• Records provided:
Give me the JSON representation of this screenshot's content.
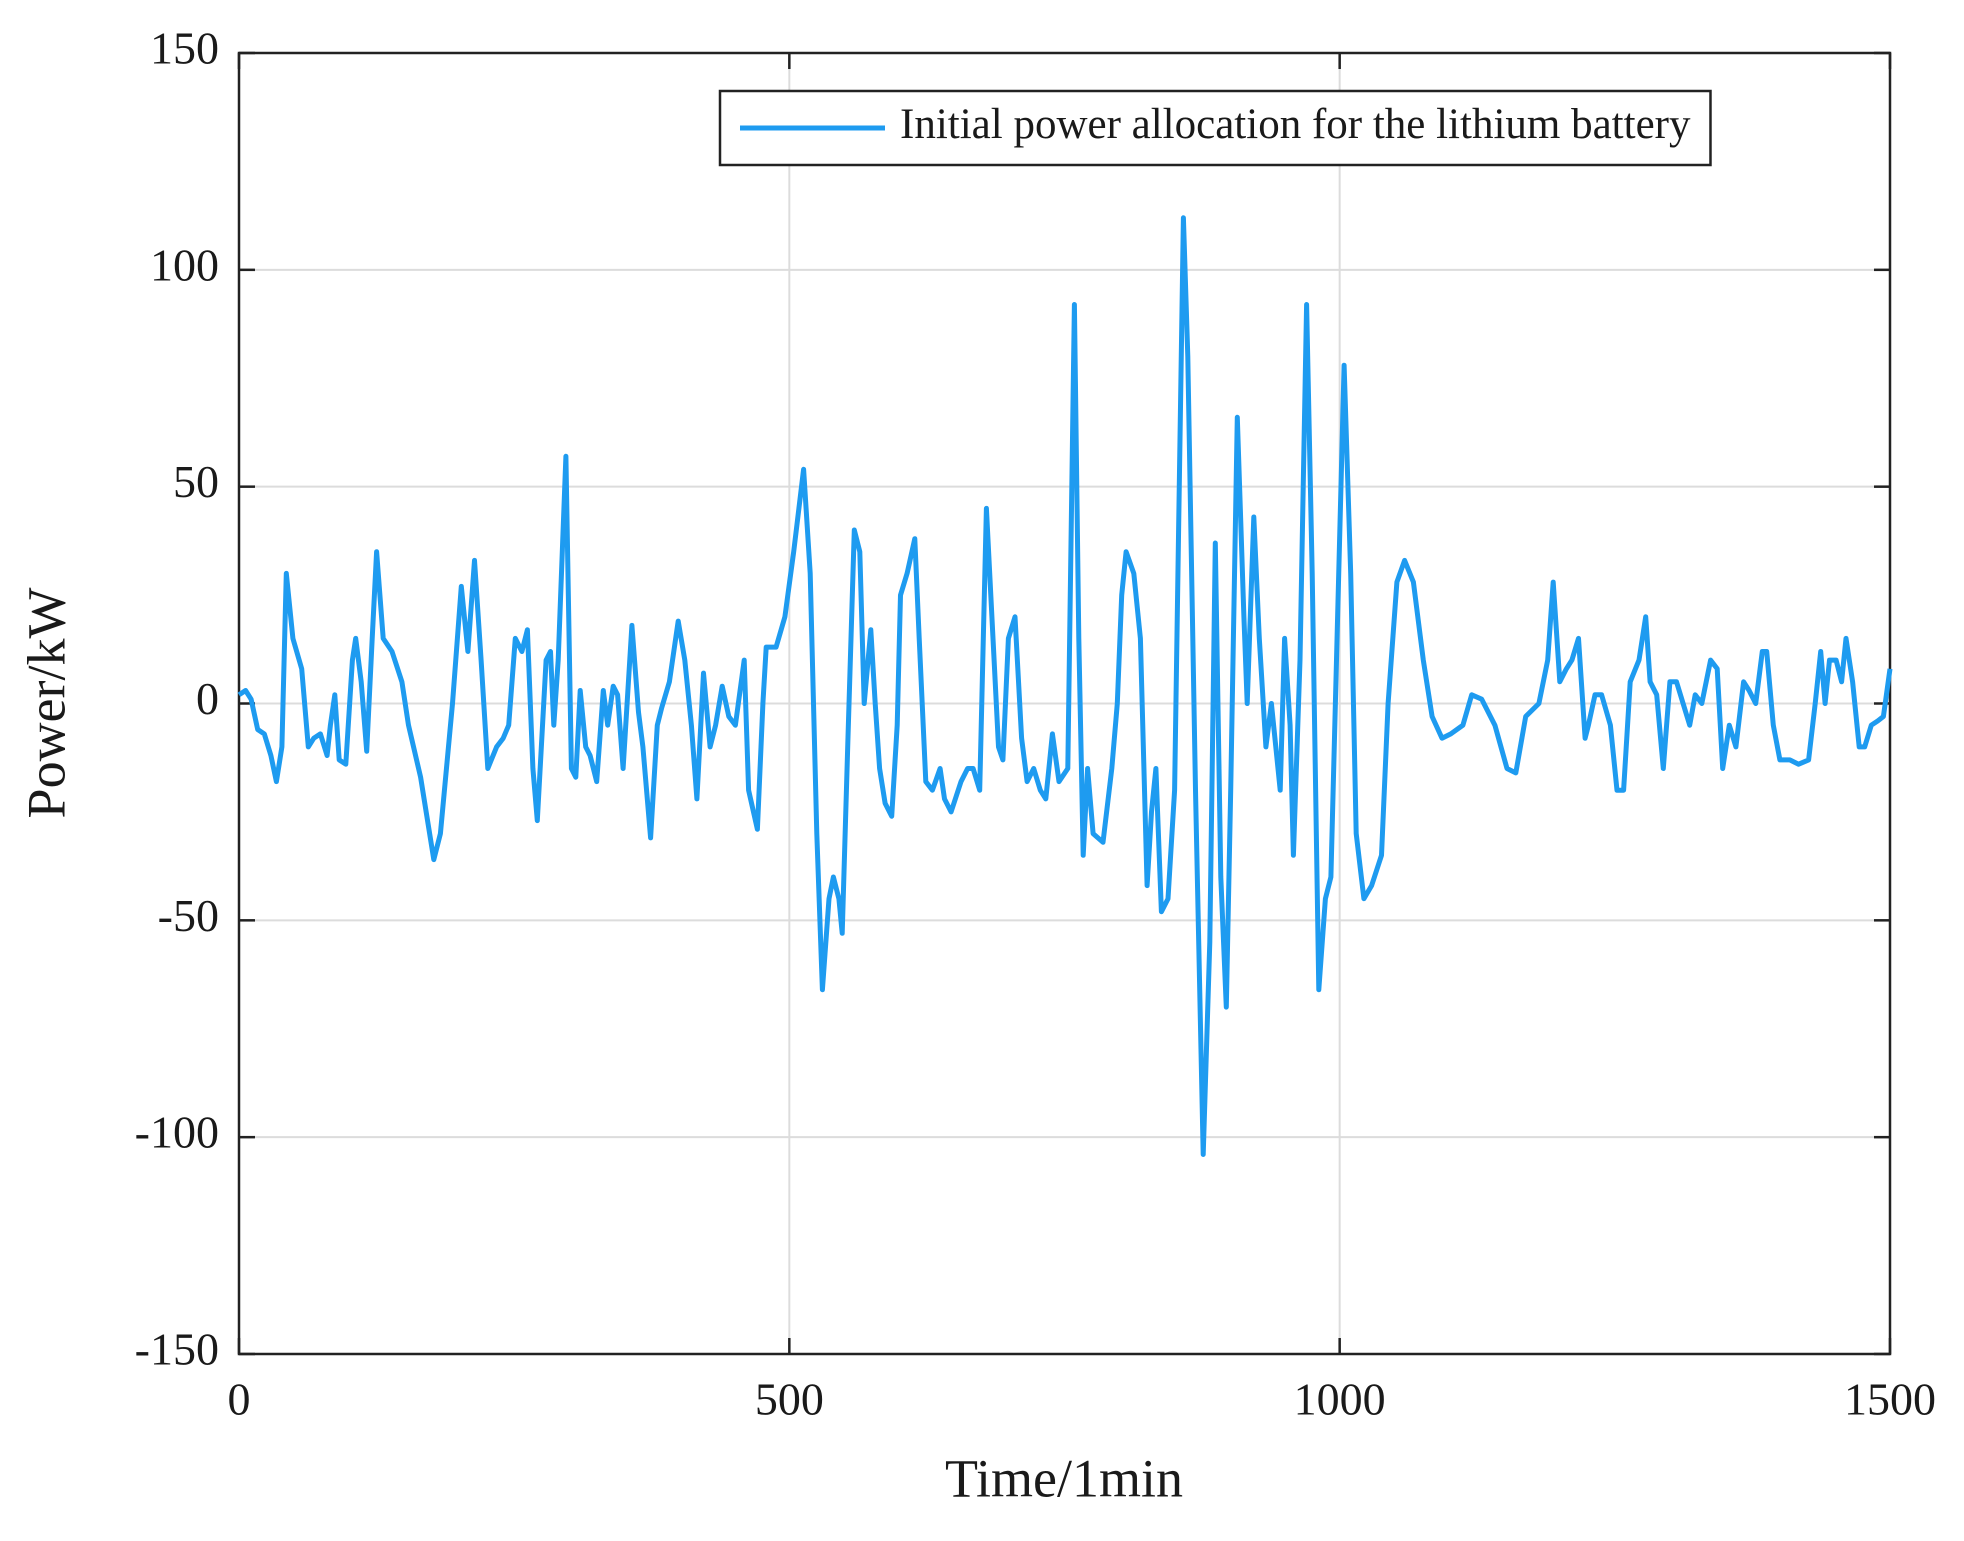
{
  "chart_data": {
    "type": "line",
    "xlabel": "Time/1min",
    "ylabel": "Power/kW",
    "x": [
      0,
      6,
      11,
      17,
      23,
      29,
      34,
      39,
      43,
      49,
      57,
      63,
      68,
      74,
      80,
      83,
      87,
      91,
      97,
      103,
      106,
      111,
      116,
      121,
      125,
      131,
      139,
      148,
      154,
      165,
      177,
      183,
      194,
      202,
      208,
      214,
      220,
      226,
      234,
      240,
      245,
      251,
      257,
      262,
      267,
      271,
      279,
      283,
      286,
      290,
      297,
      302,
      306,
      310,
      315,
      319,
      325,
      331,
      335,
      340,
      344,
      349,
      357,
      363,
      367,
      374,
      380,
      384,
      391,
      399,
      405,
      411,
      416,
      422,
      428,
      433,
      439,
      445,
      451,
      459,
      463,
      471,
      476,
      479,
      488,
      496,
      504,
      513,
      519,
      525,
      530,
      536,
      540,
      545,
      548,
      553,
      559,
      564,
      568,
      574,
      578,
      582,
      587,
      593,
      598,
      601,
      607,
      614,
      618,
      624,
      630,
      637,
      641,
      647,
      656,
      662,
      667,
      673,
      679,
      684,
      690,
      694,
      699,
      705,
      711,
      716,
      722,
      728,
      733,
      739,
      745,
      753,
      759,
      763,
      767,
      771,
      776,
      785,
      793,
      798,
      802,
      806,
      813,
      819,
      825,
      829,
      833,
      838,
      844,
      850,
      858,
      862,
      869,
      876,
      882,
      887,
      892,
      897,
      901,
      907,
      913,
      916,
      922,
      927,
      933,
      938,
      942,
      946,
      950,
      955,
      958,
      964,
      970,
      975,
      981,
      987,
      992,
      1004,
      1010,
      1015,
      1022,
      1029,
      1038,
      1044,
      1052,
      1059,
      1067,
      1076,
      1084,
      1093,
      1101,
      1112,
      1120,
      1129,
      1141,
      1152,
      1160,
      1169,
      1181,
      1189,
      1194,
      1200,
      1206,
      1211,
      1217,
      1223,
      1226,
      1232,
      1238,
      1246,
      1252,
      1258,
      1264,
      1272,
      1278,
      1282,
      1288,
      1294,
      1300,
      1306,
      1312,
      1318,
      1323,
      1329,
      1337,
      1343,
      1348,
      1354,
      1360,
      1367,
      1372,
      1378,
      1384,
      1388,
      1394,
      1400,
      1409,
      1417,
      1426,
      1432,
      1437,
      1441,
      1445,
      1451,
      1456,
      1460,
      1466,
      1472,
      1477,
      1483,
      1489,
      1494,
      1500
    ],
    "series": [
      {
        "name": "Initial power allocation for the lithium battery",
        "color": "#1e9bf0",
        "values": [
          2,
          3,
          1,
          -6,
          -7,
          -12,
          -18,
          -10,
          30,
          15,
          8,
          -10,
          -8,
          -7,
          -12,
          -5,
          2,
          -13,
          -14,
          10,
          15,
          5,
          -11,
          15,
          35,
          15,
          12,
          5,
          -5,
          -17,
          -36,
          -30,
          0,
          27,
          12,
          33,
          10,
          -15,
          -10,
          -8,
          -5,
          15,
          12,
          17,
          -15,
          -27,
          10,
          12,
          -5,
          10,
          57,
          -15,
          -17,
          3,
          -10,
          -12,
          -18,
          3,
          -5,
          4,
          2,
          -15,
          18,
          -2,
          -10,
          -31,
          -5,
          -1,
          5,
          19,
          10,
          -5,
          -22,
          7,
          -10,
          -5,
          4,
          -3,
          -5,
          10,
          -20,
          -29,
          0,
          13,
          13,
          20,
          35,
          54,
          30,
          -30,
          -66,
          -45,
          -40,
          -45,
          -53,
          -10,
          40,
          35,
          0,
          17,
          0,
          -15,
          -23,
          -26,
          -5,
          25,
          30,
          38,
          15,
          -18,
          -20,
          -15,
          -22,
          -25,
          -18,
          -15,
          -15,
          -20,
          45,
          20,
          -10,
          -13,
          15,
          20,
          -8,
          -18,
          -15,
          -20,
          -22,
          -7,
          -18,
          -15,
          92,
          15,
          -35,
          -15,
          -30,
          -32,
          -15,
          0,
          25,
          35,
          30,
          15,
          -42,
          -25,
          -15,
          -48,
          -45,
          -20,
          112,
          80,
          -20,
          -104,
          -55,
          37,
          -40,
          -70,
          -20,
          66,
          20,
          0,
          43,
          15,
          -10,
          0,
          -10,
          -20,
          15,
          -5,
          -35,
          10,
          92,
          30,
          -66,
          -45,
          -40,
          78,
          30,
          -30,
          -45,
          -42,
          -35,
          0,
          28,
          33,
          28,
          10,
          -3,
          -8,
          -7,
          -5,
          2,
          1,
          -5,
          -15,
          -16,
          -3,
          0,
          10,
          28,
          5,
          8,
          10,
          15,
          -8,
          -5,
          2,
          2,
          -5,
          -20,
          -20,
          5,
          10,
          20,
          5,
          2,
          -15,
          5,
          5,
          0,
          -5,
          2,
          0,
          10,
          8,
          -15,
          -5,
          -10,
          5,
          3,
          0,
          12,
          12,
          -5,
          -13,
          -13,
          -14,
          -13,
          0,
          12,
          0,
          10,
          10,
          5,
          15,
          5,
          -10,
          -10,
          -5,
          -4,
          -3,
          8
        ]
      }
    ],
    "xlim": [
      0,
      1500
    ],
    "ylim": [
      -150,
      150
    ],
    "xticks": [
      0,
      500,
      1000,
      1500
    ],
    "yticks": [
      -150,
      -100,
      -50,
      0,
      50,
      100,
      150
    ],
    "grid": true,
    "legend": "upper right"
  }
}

• Objective: Write every entry out again exactly, dropping the pictures.

• Answer to this task:
Give me the JSON representation of this screenshot's content.
{
  "chart_data": {
    "type": "line",
    "xlabel": "Time/1min",
    "ylabel": "Power/kW",
    "x": [
      0,
      6,
      11,
      17,
      23,
      29,
      34,
      39,
      43,
      49,
      57,
      63,
      68,
      74,
      80,
      83,
      87,
      91,
      97,
      103,
      106,
      111,
      116,
      121,
      125,
      131,
      139,
      148,
      154,
      165,
      177,
      183,
      194,
      202,
      208,
      214,
      220,
      226,
      234,
      240,
      245,
      251,
      257,
      262,
      267,
      271,
      279,
      283,
      286,
      290,
      297,
      302,
      306,
      310,
      315,
      319,
      325,
      331,
      335,
      340,
      344,
      349,
      357,
      363,
      367,
      374,
      380,
      384,
      391,
      399,
      405,
      411,
      416,
      422,
      428,
      433,
      439,
      445,
      451,
      459,
      463,
      471,
      476,
      479,
      488,
      496,
      504,
      513,
      519,
      525,
      530,
      536,
      540,
      545,
      548,
      553,
      559,
      564,
      568,
      574,
      578,
      582,
      587,
      593,
      598,
      601,
      607,
      614,
      618,
      624,
      630,
      637,
      641,
      647,
      656,
      662,
      667,
      673,
      679,
      684,
      690,
      694,
      699,
      705,
      711,
      716,
      722,
      728,
      733,
      739,
      745,
      753,
      759,
      763,
      767,
      771,
      776,
      785,
      793,
      798,
      802,
      806,
      813,
      819,
      825,
      829,
      833,
      838,
      844,
      850,
      858,
      862,
      869,
      876,
      882,
      887,
      892,
      897,
      901,
      907,
      913,
      916,
      922,
      927,
      933,
      938,
      942,
      946,
      950,
      955,
      958,
      964,
      970,
      975,
      981,
      987,
      992,
      1004,
      1010,
      1015,
      1022,
      1029,
      1038,
      1044,
      1052,
      1059,
      1067,
      1076,
      1084,
      1093,
      1101,
      1112,
      1120,
      1129,
      1141,
      1152,
      1160,
      1169,
      1181,
      1189,
      1194,
      1200,
      1206,
      1211,
      1217,
      1223,
      1226,
      1232,
      1238,
      1246,
      1252,
      1258,
      1264,
      1272,
      1278,
      1282,
      1288,
      1294,
      1300,
      1306,
      1312,
      1318,
      1323,
      1329,
      1337,
      1343,
      1348,
      1354,
      1360,
      1367,
      1372,
      1378,
      1384,
      1388,
      1394,
      1400,
      1409,
      1417,
      1426,
      1432,
      1437,
      1441,
      1445,
      1451,
      1456,
      1460,
      1466,
      1472,
      1477,
      1483,
      1489,
      1494,
      1500
    ],
    "series": [
      {
        "name": "Initial power allocation for the lithium battery",
        "color": "#1e9bf0",
        "values": [
          2,
          3,
          1,
          -6,
          -7,
          -12,
          -18,
          -10,
          30,
          15,
          8,
          -10,
          -8,
          -7,
          -12,
          -5,
          2,
          -13,
          -14,
          10,
          15,
          5,
          -11,
          15,
          35,
          15,
          12,
          5,
          -5,
          -17,
          -36,
          -30,
          0,
          27,
          12,
          33,
          10,
          -15,
          -10,
          -8,
          -5,
          15,
          12,
          17,
          -15,
          -27,
          10,
          12,
          -5,
          10,
          57,
          -15,
          -17,
          3,
          -10,
          -12,
          -18,
          3,
          -5,
          4,
          2,
          -15,
          18,
          -2,
          -10,
          -31,
          -5,
          -1,
          5,
          19,
          10,
          -5,
          -22,
          7,
          -10,
          -5,
          4,
          -3,
          -5,
          10,
          -20,
          -29,
          0,
          13,
          13,
          20,
          35,
          54,
          30,
          -30,
          -66,
          -45,
          -40,
          -45,
          -53,
          -10,
          40,
          35,
          0,
          17,
          0,
          -15,
          -23,
          -26,
          -5,
          25,
          30,
          38,
          15,
          -18,
          -20,
          -15,
          -22,
          -25,
          -18,
          -15,
          -15,
          -20,
          45,
          20,
          -10,
          -13,
          15,
          20,
          -8,
          -18,
          -15,
          -20,
          -22,
          -7,
          -18,
          -15,
          92,
          15,
          -35,
          -15,
          -30,
          -32,
          -15,
          0,
          25,
          35,
          30,
          15,
          -42,
          -25,
          -15,
          -48,
          -45,
          -20,
          112,
          80,
          -20,
          -104,
          -55,
          37,
          -40,
          -70,
          -20,
          66,
          20,
          0,
          43,
          15,
          -10,
          0,
          -10,
          -20,
          15,
          -5,
          -35,
          10,
          92,
          30,
          -66,
          -45,
          -40,
          78,
          30,
          -30,
          -45,
          -42,
          -35,
          0,
          28,
          33,
          28,
          10,
          -3,
          -8,
          -7,
          -5,
          2,
          1,
          -5,
          -15,
          -16,
          -3,
          0,
          10,
          28,
          5,
          8,
          10,
          15,
          -8,
          -5,
          2,
          2,
          -5,
          -20,
          -20,
          5,
          10,
          20,
          5,
          2,
          -15,
          5,
          5,
          0,
          -5,
          2,
          0,
          10,
          8,
          -15,
          -5,
          -10,
          5,
          3,
          0,
          12,
          12,
          -5,
          -13,
          -13,
          -14,
          -13,
          0,
          12,
          0,
          10,
          10,
          5,
          15,
          5,
          -10,
          -10,
          -5,
          -4,
          -3,
          8
        ]
      }
    ],
    "xlim": [
      0,
      1500
    ],
    "ylim": [
      -150,
      150
    ],
    "xticks": [
      0,
      500,
      1000,
      1500
    ],
    "yticks": [
      -150,
      -100,
      -50,
      0,
      50,
      100,
      150
    ],
    "grid": true,
    "legend": "upper right"
  }
}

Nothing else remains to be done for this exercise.